## AIM OF THE TASK
Return the count of lines with the string "Irene" in them, and nothing else.

__________

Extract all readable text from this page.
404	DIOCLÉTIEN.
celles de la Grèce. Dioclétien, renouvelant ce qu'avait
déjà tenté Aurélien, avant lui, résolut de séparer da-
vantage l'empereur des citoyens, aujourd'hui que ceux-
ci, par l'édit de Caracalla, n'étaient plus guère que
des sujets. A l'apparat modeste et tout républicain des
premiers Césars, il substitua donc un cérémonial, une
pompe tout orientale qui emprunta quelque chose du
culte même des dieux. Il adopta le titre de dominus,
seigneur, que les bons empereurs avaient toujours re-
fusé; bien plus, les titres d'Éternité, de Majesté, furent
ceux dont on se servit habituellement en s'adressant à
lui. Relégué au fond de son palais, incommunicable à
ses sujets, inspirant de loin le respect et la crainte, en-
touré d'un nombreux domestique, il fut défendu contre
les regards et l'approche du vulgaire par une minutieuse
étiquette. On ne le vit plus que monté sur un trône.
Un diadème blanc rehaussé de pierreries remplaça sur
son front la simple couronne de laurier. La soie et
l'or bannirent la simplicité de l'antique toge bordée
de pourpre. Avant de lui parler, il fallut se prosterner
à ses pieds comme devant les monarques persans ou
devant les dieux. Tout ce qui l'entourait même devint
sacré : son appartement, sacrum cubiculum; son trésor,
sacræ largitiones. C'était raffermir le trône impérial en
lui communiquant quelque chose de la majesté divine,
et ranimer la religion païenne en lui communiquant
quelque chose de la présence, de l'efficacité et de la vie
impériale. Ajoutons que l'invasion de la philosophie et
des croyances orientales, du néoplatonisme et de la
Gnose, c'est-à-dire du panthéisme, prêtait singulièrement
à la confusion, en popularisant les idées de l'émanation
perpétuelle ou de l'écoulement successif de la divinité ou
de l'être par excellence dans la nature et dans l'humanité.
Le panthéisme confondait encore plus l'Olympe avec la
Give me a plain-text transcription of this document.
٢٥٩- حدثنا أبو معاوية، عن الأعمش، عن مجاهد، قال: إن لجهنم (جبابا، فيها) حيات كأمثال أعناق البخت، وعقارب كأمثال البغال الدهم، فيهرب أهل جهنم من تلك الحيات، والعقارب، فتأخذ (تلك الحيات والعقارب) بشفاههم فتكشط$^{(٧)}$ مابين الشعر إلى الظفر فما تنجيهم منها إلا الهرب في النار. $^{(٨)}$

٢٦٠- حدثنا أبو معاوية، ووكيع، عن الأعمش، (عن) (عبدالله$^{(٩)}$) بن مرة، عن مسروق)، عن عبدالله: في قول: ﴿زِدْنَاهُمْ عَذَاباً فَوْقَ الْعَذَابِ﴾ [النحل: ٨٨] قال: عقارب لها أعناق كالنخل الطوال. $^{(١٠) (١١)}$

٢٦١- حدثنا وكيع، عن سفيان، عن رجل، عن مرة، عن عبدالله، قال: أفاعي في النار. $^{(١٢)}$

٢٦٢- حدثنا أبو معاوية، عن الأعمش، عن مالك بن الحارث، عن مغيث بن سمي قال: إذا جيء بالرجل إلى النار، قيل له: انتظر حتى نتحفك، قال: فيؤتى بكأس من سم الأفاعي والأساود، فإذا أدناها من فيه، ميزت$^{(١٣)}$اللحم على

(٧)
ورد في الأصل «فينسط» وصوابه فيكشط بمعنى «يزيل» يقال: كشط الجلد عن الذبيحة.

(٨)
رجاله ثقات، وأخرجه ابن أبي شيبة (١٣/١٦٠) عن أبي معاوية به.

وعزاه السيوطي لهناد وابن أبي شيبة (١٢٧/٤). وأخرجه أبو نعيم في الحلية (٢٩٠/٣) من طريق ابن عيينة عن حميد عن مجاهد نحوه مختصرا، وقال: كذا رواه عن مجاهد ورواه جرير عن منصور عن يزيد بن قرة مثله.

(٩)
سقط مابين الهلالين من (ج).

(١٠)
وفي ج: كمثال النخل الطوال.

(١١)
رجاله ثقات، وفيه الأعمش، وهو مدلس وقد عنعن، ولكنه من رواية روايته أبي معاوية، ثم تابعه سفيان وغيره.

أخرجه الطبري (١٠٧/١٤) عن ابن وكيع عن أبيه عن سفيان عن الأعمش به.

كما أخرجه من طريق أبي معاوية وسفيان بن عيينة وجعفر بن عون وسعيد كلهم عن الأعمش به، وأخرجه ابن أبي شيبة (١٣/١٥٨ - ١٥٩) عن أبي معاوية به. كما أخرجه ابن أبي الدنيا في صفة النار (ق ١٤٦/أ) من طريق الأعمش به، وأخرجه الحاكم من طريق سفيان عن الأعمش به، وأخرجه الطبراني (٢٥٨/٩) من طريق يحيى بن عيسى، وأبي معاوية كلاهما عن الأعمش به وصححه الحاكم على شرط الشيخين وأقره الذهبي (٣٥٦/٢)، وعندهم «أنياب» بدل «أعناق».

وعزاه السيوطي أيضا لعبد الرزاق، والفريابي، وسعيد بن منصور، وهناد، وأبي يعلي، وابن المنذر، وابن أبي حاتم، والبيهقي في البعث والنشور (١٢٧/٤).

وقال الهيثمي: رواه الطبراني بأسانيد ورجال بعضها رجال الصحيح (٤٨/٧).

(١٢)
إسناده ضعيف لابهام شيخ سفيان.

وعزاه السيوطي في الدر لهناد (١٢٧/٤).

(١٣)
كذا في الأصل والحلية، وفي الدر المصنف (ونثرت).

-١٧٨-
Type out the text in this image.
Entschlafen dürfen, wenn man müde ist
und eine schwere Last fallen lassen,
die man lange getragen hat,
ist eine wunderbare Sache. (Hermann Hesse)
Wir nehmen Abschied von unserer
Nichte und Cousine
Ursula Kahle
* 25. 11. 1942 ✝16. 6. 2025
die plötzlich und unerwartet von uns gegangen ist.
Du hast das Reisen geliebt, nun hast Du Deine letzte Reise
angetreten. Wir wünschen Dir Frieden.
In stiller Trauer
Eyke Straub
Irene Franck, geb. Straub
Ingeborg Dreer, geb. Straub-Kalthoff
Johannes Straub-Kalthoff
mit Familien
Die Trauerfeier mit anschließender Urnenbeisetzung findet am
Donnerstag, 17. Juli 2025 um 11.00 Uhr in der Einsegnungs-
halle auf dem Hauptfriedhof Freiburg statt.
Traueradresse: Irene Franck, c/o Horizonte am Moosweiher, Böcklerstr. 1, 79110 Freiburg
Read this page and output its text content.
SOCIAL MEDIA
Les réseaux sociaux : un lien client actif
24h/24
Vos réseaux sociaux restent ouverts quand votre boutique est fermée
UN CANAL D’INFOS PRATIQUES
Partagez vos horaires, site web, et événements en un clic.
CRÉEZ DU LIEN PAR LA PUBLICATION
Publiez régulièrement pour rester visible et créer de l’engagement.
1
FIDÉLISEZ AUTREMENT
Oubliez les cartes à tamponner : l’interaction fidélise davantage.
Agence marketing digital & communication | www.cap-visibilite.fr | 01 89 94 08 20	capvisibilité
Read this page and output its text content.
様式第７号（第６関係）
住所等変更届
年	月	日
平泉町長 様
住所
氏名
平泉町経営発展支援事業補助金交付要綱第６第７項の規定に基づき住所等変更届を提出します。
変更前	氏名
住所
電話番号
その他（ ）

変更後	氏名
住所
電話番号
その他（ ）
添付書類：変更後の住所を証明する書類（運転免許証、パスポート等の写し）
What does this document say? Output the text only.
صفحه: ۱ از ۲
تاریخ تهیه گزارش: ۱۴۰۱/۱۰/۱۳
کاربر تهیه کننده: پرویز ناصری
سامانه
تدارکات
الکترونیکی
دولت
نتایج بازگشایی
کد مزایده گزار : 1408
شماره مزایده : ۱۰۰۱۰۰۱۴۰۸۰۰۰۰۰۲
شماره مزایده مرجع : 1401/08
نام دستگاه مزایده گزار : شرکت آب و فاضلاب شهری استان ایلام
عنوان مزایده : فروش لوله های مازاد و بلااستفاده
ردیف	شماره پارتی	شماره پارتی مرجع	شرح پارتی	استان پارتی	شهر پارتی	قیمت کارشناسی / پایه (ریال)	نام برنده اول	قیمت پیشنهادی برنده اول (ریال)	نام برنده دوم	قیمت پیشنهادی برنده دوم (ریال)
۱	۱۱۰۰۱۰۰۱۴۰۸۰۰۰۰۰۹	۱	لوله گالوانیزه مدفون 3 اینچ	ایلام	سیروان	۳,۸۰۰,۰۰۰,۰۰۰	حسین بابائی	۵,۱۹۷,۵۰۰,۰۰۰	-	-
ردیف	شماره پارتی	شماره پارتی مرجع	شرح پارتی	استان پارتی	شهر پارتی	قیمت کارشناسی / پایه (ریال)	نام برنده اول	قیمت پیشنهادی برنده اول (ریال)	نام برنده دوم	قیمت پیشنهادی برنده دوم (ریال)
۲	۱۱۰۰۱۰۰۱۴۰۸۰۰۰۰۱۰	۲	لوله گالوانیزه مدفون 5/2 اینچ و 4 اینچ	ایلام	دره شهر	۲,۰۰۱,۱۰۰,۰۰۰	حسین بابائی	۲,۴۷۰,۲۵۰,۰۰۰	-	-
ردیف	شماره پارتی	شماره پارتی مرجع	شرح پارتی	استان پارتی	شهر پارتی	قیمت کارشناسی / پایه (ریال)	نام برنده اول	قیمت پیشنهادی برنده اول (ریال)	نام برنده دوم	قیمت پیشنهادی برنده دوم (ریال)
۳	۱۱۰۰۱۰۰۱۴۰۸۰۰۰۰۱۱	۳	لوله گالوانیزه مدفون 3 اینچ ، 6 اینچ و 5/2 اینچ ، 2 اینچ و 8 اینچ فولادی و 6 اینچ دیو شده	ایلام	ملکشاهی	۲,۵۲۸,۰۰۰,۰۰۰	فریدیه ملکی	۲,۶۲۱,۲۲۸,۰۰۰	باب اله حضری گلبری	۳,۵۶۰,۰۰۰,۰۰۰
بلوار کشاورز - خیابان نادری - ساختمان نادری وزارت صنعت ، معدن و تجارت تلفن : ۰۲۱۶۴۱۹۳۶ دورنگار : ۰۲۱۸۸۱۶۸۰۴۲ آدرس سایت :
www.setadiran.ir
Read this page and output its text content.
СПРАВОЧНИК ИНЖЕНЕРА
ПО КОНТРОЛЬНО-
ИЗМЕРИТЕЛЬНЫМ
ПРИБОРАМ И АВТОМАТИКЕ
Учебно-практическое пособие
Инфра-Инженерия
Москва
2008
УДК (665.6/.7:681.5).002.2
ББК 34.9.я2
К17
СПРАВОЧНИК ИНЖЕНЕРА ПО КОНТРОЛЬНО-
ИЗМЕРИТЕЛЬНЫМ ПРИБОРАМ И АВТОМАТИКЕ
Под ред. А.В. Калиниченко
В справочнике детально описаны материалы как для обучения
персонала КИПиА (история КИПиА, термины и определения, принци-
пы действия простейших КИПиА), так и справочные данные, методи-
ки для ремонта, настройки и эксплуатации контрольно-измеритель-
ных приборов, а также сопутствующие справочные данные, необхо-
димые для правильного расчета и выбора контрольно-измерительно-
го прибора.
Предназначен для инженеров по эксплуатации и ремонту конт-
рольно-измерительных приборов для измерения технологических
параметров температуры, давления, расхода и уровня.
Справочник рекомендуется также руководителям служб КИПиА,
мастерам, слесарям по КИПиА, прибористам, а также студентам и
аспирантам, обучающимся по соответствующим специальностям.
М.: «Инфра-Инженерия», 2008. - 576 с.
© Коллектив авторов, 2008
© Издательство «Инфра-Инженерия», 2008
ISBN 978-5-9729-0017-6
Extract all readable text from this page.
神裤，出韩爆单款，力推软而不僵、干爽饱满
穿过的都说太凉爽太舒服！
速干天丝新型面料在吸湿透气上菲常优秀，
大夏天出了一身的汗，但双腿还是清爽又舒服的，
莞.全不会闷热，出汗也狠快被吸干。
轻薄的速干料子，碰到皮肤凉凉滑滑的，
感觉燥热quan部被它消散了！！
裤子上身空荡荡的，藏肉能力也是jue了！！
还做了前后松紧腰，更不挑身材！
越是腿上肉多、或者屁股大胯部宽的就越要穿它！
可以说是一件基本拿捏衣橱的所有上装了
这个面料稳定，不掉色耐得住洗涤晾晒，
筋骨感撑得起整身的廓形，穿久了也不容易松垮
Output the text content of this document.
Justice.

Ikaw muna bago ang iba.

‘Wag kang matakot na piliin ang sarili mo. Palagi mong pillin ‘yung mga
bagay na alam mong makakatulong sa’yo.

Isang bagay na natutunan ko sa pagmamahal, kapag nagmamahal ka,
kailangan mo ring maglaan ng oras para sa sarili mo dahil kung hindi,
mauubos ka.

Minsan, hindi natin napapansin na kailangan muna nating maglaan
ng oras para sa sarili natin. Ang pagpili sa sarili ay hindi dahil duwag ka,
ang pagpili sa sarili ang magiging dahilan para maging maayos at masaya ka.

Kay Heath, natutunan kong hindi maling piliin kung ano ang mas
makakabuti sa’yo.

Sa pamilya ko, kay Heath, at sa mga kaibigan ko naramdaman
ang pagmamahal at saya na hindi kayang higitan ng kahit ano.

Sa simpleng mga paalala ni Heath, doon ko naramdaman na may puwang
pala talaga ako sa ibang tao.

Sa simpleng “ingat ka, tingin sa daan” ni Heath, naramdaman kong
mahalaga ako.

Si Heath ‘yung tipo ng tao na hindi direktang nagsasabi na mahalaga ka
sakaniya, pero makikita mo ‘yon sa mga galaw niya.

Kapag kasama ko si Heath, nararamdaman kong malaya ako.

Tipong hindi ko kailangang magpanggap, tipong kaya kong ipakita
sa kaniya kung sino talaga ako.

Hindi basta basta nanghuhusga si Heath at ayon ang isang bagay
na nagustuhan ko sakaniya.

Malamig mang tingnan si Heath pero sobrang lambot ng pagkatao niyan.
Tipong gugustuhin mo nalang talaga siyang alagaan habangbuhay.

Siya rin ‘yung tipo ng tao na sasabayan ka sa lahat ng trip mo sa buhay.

__________

## EXERCISE RESPONSE
2